------ Dataset extract ------
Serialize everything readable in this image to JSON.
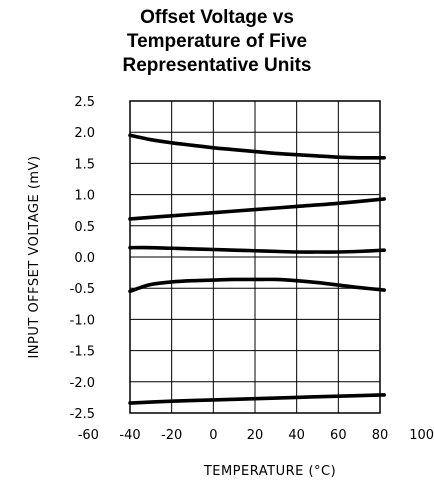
{
  "chart_data": {
    "type": "line",
    "title_lines": [
      "Offset Voltage vs",
      "Temperature of Five",
      "Representative Units"
    ],
    "xlabel": "TEMPERATURE (°C)",
    "ylabel": "INPUT OFFSET VOLTAGE (mV)",
    "xlim": [
      -60,
      100
    ],
    "ylim": [
      -2.5,
      2.5
    ],
    "x_ticks": [
      -60,
      -40,
      -20,
      0,
      20,
      40,
      60,
      80,
      100
    ],
    "y_ticks": [
      2.5,
      2.0,
      1.5,
      1.0,
      0.5,
      0.0,
      -0.5,
      -1.0,
      -1.5,
      -2.0,
      -2.5
    ],
    "x_tick_labels": [
      "-60",
      "-40",
      "-20",
      "0",
      "20",
      "40",
      "60",
      "80",
      "100"
    ],
    "y_tick_labels": [
      "2.5",
      "2.0",
      "1.5",
      "1.0",
      "0.5",
      "0.0",
      "-0.5",
      "-1.0",
      "-1.5",
      "-2.0",
      "-2.5"
    ],
    "grid": true,
    "series": [
      {
        "x": [
          -40,
          -30,
          -20,
          -10,
          0,
          10,
          20,
          30,
          40,
          50,
          60,
          70,
          82
        ],
        "values": [
          1.95,
          1.88,
          1.83,
          1.79,
          1.75,
          1.72,
          1.69,
          1.66,
          1.64,
          1.62,
          1.6,
          1.59,
          1.59
        ]
      },
      {
        "x": [
          -40,
          -20,
          0,
          20,
          40,
          60,
          82
        ],
        "values": [
          0.61,
          0.66,
          0.71,
          0.76,
          0.81,
          0.86,
          0.93
        ]
      },
      {
        "x": [
          -40,
          -30,
          -20,
          -10,
          0,
          10,
          20,
          30,
          40,
          50,
          60,
          70,
          82
        ],
        "values": [
          0.15,
          0.15,
          0.14,
          0.13,
          0.12,
          0.11,
          0.1,
          0.09,
          0.08,
          0.08,
          0.08,
          0.09,
          0.11
        ]
      },
      {
        "x": [
          -40,
          -35,
          -30,
          -20,
          -10,
          0,
          10,
          20,
          30,
          40,
          50,
          60,
          70,
          82
        ],
        "values": [
          -0.55,
          -0.49,
          -0.44,
          -0.4,
          -0.38,
          -0.37,
          -0.36,
          -0.36,
          -0.36,
          -0.38,
          -0.41,
          -0.45,
          -0.49,
          -0.53
        ]
      },
      {
        "x": [
          -40,
          -20,
          0,
          20,
          40,
          60,
          82
        ],
        "values": [
          -2.34,
          -2.31,
          -2.29,
          -2.27,
          -2.25,
          -2.23,
          -2.21
        ]
      }
    ]
  }
}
------
Written problem: Write out every record above exactly as it stands, but leave out the pictures.

Written response:
Serialize everything readable in this image to JSON.
{
  "chart_data": {
    "type": "line",
    "title_lines": [
      "Offset Voltage vs",
      "Temperature of Five",
      "Representative Units"
    ],
    "xlabel": "TEMPERATURE (°C)",
    "ylabel": "INPUT OFFSET VOLTAGE (mV)",
    "xlim": [
      -60,
      100
    ],
    "ylim": [
      -2.5,
      2.5
    ],
    "x_ticks": [
      -60,
      -40,
      -20,
      0,
      20,
      40,
      60,
      80,
      100
    ],
    "y_ticks": [
      2.5,
      2.0,
      1.5,
      1.0,
      0.5,
      0.0,
      -0.5,
      -1.0,
      -1.5,
      -2.0,
      -2.5
    ],
    "x_tick_labels": [
      "-60",
      "-40",
      "-20",
      "0",
      "20",
      "40",
      "60",
      "80",
      "100"
    ],
    "y_tick_labels": [
      "2.5",
      "2.0",
      "1.5",
      "1.0",
      "0.5",
      "0.0",
      "-0.5",
      "-1.0",
      "-1.5",
      "-2.0",
      "-2.5"
    ],
    "grid": true,
    "series": [
      {
        "x": [
          -40,
          -30,
          -20,
          -10,
          0,
          10,
          20,
          30,
          40,
          50,
          60,
          70,
          82
        ],
        "values": [
          1.95,
          1.88,
          1.83,
          1.79,
          1.75,
          1.72,
          1.69,
          1.66,
          1.64,
          1.62,
          1.6,
          1.59,
          1.59
        ]
      },
      {
        "x": [
          -40,
          -20,
          0,
          20,
          40,
          60,
          82
        ],
        "values": [
          0.61,
          0.66,
          0.71,
          0.76,
          0.81,
          0.86,
          0.93
        ]
      },
      {
        "x": [
          -40,
          -30,
          -20,
          -10,
          0,
          10,
          20,
          30,
          40,
          50,
          60,
          70,
          82
        ],
        "values": [
          0.15,
          0.15,
          0.14,
          0.13,
          0.12,
          0.11,
          0.1,
          0.09,
          0.08,
          0.08,
          0.08,
          0.09,
          0.11
        ]
      },
      {
        "x": [
          -40,
          -35,
          -30,
          -20,
          -10,
          0,
          10,
          20,
          30,
          40,
          50,
          60,
          70,
          82
        ],
        "values": [
          -0.55,
          -0.49,
          -0.44,
          -0.4,
          -0.38,
          -0.37,
          -0.36,
          -0.36,
          -0.36,
          -0.38,
          -0.41,
          -0.45,
          -0.49,
          -0.53
        ]
      },
      {
        "x": [
          -40,
          -20,
          0,
          20,
          40,
          60,
          82
        ],
        "values": [
          -2.34,
          -2.31,
          -2.29,
          -2.27,
          -2.25,
          -2.23,
          -2.21
        ]
      }
    ]
  }
}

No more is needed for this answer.